PROVIDED PASSAGE:
Tami: So that’s really important. So in the change management, which I led a lot of that for North America, and then I was leading some of that for international specialty, is looking at the product, looking at the process maps was really important to see how do the functions work through process maps and how do they work for us? And if we adopt it, you had to prior to have a really good understanding of your FTE and the talent level of each of the members in the FTE. So if new technology was coming in and you were looking at it and you see that it’s more complicated but requires less FTE, you know that your talent base has to move up a notch or two or otherwise, you also look at, I saw different processes or technology that would reduce FTE. So what does that mean? Well, do we release people or do you keep them on board?

I mean, you have to plan this all out through the process as you’re going before you start having your initial meetings with your managers. And some of the thought process is in that you have to still look at your growth plan five years, maybe you’re a little bit heavy here and during your transition it’s really bulked up, but overall as sales come that ft e will flow right into your management. So the first thing you do is you bring everybody in and you want the vendor, I just call them vendors, we call ’em tech companies coming in or whatever the technology is doing both a presentation and then a demonstration of the product itself. Then from there you would want to do a test where the team would come in, your SMEs and some of your managers, your key end users come in and you wouldn’t want anybody who would have a touchpoint.

EXERCISE INSTRUCTIONS:
**A.** According to the interview excerpt, for which region did Tami lead much of the change management work?
**B.** Transcribe the interview excerpt word for word, starting at "I mean, you" and ending at "have a touchpoint.".

DATA SEGMENT:
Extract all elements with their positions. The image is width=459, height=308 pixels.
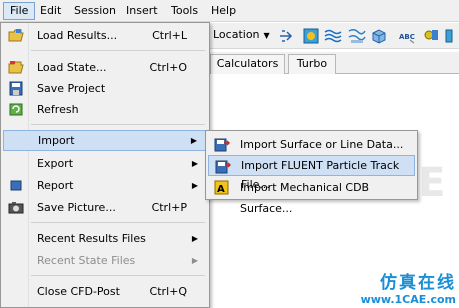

EXPECTED ANSWERS:
**A.** North America.

**B.**
I mean, you have to plan this all out through the process as you’re going before you start having your initial meetings with your managers. And some of the thought process is in that you have to still look at your growth plan five years, maybe you’re a little bit heavy here and during your transition it’s really bulked up, but overall as sales come that ft e will flow right into your management. So the first thing you do is you bring everybody in and you want the vendor, I just call them vendors, we call ’em tech companies coming in or whatever the technology is doing both a presentation and then a demonstration of the product itself. Then from there you would want to do a test where the team would come in, your SMEs and some of your managers, your key end users come in and you wouldn’t want anybody who would have a touchpoint.